**Problem statement**
Pull every line of the entries that has the word "text".

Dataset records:

▬▬▬▬▬▬

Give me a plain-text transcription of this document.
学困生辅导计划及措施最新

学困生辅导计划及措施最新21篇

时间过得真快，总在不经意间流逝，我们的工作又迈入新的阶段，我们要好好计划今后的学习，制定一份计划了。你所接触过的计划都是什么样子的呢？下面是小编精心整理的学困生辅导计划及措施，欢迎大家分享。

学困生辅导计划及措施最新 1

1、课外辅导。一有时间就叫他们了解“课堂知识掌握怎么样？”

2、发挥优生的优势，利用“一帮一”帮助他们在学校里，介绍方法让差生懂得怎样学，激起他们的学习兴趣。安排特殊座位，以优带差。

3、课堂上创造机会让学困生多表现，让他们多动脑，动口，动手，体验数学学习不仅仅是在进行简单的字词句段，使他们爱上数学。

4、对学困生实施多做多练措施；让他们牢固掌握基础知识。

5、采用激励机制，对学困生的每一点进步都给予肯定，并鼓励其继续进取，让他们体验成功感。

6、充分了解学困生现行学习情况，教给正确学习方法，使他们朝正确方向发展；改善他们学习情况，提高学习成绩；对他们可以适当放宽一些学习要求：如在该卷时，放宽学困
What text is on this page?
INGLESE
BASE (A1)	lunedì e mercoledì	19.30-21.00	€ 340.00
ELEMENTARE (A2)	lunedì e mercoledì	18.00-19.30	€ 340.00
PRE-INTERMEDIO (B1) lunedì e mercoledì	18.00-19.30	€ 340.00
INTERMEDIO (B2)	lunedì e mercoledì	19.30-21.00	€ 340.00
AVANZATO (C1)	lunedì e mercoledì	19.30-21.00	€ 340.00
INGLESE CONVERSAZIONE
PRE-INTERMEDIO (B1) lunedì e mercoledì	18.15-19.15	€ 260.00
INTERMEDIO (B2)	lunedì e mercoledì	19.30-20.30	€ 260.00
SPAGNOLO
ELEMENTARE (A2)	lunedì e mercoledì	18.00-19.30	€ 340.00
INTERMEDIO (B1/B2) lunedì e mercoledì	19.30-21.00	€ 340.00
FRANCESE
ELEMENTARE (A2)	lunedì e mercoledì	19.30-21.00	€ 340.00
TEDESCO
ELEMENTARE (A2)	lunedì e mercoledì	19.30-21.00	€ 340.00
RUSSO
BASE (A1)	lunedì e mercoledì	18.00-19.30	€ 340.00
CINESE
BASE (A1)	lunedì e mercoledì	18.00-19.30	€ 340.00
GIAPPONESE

▬▬▬▬▬▬

**Full output**
Give me a plain-text transcription of this document.
What text is on this page?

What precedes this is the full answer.